WHAT YOU NEED TO DO
Rewrite the lines from the first one up to and including the line with "notice-title-line-1: 岳阳市林业局 bbox=[312, 389, 481, 420]", renaming "body-line" to "text-line" and leaving everything else as it is. Return only those lines.

SUPPLIED DATA
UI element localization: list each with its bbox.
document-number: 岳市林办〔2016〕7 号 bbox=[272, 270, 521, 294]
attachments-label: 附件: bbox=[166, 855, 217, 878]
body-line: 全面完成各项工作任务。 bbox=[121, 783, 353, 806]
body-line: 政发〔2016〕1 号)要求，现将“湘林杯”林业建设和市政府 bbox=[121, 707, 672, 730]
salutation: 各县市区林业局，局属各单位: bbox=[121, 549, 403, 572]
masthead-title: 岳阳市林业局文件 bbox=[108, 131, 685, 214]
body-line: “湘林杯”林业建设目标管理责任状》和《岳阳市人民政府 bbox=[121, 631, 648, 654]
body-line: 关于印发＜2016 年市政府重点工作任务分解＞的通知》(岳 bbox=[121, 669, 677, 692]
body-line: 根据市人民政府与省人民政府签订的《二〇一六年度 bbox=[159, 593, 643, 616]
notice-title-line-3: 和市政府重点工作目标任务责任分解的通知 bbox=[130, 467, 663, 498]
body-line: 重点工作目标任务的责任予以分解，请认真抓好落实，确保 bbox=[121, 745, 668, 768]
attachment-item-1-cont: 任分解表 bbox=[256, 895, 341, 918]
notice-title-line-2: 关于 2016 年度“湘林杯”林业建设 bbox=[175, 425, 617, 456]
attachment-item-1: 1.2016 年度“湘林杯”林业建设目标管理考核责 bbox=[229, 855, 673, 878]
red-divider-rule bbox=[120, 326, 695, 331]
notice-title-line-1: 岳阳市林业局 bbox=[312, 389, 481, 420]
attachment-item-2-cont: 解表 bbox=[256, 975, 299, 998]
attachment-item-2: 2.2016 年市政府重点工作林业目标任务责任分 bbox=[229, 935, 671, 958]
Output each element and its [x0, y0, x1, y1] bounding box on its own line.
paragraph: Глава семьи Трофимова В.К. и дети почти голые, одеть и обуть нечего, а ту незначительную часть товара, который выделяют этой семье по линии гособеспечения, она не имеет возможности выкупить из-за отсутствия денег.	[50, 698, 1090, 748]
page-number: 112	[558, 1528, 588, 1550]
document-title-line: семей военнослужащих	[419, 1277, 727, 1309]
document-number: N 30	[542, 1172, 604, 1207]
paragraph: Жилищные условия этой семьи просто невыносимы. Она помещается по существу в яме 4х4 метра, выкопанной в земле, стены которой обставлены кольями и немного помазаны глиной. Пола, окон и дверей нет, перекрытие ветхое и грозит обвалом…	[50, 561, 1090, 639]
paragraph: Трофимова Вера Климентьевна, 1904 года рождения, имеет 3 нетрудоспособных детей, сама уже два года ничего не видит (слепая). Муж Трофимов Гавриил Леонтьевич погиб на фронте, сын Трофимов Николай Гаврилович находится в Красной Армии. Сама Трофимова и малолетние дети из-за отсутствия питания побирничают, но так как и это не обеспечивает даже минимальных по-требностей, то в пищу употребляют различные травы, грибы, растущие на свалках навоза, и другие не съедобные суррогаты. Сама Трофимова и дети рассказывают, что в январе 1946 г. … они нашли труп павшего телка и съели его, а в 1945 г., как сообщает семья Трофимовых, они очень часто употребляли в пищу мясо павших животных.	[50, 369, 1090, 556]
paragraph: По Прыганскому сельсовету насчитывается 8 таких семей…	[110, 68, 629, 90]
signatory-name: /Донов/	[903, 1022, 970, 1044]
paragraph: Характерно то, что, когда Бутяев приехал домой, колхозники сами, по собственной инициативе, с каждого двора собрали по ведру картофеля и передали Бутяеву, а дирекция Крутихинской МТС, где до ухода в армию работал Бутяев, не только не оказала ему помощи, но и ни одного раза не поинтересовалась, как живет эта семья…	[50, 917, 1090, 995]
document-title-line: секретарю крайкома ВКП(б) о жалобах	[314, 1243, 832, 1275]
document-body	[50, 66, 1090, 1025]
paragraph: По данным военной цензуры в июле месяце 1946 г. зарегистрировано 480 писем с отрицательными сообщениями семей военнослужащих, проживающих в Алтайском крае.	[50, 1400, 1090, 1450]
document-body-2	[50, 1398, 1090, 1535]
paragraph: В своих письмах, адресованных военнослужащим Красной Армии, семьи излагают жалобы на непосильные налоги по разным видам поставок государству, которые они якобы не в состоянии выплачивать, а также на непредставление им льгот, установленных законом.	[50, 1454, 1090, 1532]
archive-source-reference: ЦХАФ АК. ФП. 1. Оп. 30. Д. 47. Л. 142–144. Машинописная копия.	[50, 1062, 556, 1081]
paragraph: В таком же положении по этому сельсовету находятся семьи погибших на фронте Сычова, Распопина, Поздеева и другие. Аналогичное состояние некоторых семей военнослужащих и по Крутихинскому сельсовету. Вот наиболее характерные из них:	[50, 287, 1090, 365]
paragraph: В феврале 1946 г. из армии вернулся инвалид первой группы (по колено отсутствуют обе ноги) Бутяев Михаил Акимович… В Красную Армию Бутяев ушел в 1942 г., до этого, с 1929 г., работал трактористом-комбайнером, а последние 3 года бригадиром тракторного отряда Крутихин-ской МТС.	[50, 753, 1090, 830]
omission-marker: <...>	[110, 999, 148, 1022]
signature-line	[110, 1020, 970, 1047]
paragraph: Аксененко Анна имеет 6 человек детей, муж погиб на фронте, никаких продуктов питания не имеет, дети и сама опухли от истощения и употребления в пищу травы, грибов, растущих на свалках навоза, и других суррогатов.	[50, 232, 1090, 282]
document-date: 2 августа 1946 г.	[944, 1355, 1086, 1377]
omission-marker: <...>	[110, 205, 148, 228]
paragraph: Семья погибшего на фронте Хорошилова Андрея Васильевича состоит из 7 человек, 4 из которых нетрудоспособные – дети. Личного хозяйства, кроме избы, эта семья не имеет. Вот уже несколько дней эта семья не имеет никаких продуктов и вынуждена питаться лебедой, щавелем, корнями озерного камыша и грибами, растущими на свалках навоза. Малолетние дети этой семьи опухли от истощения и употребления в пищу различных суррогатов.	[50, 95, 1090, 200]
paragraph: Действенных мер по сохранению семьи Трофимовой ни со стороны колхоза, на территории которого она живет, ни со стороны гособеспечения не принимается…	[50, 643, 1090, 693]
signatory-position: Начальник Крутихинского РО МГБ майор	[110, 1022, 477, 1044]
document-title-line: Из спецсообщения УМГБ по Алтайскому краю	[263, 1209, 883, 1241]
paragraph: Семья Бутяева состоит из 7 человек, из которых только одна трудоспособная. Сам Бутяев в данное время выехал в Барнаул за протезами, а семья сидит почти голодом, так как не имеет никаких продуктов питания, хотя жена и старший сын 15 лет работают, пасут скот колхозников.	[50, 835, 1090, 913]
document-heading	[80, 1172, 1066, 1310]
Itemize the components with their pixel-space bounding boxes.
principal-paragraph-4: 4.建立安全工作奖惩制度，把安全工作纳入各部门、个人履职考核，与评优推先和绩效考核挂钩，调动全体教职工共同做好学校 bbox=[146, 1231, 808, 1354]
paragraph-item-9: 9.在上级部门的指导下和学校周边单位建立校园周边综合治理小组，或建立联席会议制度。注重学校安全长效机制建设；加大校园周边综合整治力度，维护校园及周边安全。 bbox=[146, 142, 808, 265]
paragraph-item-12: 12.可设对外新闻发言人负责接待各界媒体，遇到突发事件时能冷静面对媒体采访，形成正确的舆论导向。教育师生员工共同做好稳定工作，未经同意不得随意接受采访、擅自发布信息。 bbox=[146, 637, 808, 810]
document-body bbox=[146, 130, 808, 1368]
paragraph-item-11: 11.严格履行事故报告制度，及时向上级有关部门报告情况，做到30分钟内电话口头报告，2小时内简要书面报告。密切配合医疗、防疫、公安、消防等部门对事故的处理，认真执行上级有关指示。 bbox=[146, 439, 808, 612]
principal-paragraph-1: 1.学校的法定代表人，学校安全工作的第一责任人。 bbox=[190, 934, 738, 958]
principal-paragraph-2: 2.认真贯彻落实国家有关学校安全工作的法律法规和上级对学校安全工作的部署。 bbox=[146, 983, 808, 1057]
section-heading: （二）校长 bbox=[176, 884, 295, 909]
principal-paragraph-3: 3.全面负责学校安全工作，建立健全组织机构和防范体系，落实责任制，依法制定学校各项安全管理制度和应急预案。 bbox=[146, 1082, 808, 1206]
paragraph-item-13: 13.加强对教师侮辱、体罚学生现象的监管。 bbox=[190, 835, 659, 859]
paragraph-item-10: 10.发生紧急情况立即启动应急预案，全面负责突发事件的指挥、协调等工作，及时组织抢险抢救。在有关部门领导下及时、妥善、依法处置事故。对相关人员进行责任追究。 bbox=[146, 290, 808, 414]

ANSWER TO THE PROBLEM
UI element localization: list each with its bbox.
document-number: 岳市林办〔2016〕7 号 bbox=[272, 270, 521, 294]
attachments-label: 附件: bbox=[166, 855, 217, 878]
text-line: 全面完成各项工作任务。 bbox=[121, 783, 353, 806]
text-line: 政发〔2016〕1 号)要求，现将“湘林杯”林业建设和市政府 bbox=[121, 707, 672, 730]
salutation: 各县市区林业局，局属各单位: bbox=[121, 549, 403, 572]
masthead-title: 岳阳市林业局文件 bbox=[108, 131, 685, 214]
text-line: “湘林杯”林业建设目标管理责任状》和《岳阳市人民政府 bbox=[121, 631, 648, 654]
text-line: 关于印发＜2016 年市政府重点工作任务分解＞的通知》(岳 bbox=[121, 669, 677, 692]
text-line: 根据市人民政府与省人民政府签订的《二〇一六年度 bbox=[159, 593, 643, 616]
notice-title-line-3: 和市政府重点工作目标任务责任分解的通知 bbox=[130, 467, 663, 498]
text-line: 重点工作目标任务的责任予以分解，请认真抓好落实，确保 bbox=[121, 745, 668, 768]
attachment-item-1-cont: 任分解表 bbox=[256, 895, 341, 918]
notice-title-line-2: 关于 2016 年度“湘林杯”林业建设 bbox=[175, 425, 617, 456]
attachment-item-1: 1.2016 年度“湘林杯”林业建设目标管理考核责 bbox=[229, 855, 673, 878]
red-divider-rule bbox=[120, 326, 695, 331]
notice-title-line-1: 岳阳市林业局 bbox=[312, 389, 481, 420]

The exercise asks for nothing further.